** Begin **
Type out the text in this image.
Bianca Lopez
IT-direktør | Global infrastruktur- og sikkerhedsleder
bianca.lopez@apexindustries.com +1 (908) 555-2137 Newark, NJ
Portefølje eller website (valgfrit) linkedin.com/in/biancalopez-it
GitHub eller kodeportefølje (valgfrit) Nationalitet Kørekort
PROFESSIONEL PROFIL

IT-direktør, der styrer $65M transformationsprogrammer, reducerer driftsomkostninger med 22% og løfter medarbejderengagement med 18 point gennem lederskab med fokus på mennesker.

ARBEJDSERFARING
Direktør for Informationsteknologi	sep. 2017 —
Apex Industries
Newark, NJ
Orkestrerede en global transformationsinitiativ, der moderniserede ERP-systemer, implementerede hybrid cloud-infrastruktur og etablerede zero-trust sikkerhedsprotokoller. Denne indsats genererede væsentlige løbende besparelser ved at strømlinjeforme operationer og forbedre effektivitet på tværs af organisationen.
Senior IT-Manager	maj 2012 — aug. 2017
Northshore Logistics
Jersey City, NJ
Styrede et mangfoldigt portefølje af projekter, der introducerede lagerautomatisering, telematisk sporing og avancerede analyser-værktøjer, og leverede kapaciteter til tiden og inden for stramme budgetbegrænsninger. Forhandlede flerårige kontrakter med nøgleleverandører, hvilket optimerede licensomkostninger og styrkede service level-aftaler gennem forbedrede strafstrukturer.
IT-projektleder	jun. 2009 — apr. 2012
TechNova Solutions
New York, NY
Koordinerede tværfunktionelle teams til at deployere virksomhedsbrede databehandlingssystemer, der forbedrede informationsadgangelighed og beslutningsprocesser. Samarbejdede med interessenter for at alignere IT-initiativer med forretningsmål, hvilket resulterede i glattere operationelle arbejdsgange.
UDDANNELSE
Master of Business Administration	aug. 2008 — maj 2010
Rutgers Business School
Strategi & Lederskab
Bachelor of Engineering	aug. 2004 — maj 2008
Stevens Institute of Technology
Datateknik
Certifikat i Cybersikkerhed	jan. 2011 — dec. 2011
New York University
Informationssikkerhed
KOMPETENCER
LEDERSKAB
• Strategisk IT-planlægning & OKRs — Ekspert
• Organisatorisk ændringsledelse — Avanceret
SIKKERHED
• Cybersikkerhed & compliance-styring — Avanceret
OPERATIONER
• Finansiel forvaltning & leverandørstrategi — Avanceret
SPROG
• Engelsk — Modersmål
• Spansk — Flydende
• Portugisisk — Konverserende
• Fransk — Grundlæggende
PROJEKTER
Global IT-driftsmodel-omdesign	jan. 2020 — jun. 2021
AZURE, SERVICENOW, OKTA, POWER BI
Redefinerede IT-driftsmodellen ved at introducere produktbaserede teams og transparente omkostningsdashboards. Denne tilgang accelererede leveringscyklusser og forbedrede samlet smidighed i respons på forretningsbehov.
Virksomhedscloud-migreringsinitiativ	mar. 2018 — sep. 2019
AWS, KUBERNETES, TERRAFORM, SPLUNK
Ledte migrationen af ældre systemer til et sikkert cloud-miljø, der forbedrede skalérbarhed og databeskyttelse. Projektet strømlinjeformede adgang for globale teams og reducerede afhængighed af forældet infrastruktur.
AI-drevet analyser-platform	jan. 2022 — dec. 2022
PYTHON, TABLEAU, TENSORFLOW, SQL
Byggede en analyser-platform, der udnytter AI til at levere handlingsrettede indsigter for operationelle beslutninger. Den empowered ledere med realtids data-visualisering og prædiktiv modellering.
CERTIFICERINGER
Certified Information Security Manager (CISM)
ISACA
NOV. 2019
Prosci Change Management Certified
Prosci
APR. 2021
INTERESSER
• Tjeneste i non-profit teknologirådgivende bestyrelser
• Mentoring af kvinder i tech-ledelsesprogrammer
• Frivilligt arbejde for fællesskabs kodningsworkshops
** End **
- _EXERCISE TASK_:
Return all of the data precisely as it appears.

- _EXPECTED ANSWER_:
Type out the text in this image.
Bianca Lopez
IT-direktør | Global infrastruktur- og sikkerhedsleder
bianca.lopez@apexindustries.com +1 (908) 555-2137 Newark, NJ
Portefølje eller website (valgfrit) linkedin.com/in/biancalopez-it
GitHub eller kodeportefølje (valgfrit) Nationalitet Kørekort
PROFESSIONEL PROFIL

IT-direktør, der styrer $65M transformationsprogrammer, reducerer driftsomkostninger med 22% og løfter medarbejderengagement med 18 point gennem lederskab med fokus på mennesker.

ARBEJDSERFARING
Direktør for Informationsteknologi	sep. 2017 —
Apex Industries
Newark, NJ
Orkestrerede en global transformationsinitiativ, der moderniserede ERP-systemer, implementerede hybrid cloud-infrastruktur og etablerede zero-trust sikkerhedsprotokoller. Denne indsats genererede væsentlige løbende besparelser ved at strømlinjeforme operationer og forbedre effektivitet på tværs af organisationen.
Senior IT-Manager	maj 2012 — aug. 2017
Northshore Logistics
Jersey City, NJ
Styrede et mangfoldigt portefølje af projekter, der introducerede lagerautomatisering, telematisk sporing og avancerede analyser-værktøjer, og leverede kapaciteter til tiden og inden for stramme budgetbegrænsninger. Forhandlede flerårige kontrakter med nøgleleverandører, hvilket optimerede licensomkostninger og styrkede service level-aftaler gennem forbedrede strafstrukturer.
IT-projektleder	jun. 2009 — apr. 2012
TechNova Solutions
New York, NY
Koordinerede tværfunktionelle teams til at deployere virksomhedsbrede databehandlingssystemer, der forbedrede informationsadgangelighed og beslutningsprocesser. Samarbejdede med interessenter for at alignere IT-initiativer med forretningsmål, hvilket resulterede i glattere operationelle arbejdsgange.
UDDANNELSE
Master of Business Administration	aug. 2008 — maj 2010
Rutgers Business School
Strategi & Lederskab
Bachelor of Engineering	aug. 2004 — maj 2008
Stevens Institute of Technology
Datateknik
Certifikat i Cybersikkerhed	jan. 2011 — dec. 2011
New York University
Informationssikkerhed
KOMPETENCER
LEDERSKAB
• Strategisk IT-planlægning & OKRs — Ekspert
• Organisatorisk ændringsledelse — Avanceret
SIKKERHED
• Cybersikkerhed & compliance-styring — Avanceret
OPERATIONER
• Finansiel forvaltning & leverandørstrategi — Avanceret
SPROG
• Engelsk — Modersmål
• Spansk — Flydende
• Portugisisk — Konverserende
• Fransk — Grundlæggende
PROJEKTER
Global IT-driftsmodel-omdesign	jan. 2020 — jun. 2021
AZURE, SERVICENOW, OKTA, POWER BI
Redefinerede IT-driftsmodellen ved at introducere produktbaserede teams og transparente omkostningsdashboards. Denne tilgang accelererede leveringscyklusser og forbedrede samlet smidighed i respons på forretningsbehov.
Virksomhedscloud-migreringsinitiativ	mar. 2018 — sep. 2019
AWS, KUBERNETES, TERRAFORM, SPLUNK
Ledte migrationen af ældre systemer til et sikkert cloud-miljø, der forbedrede skalérbarhed og databeskyttelse. Projektet strømlinjeformede adgang for globale teams og reducerede afhængighed af forældet infrastruktur.
AI-drevet analyser-platform	jan. 2022 — dec. 2022
PYTHON, TABLEAU, TENSORFLOW, SQL
Byggede en analyser-platform, der udnytter AI til at levere handlingsrettede indsigter for operationelle beslutninger. Den empowered ledere med realtids data-visualisering og prædiktiv modellering.
CERTIFICERINGER
Certified Information Security Manager (CISM)
ISACA
NOV. 2019
Prosci Change Management Certified
Prosci
APR. 2021
INTERESSER
• Tjeneste i non-profit teknologirådgivende bestyrelser
• Mentoring af kvinder i tech-ledelsesprogrammer
• Frivilligt arbejde for fællesskabs kodningsworkshops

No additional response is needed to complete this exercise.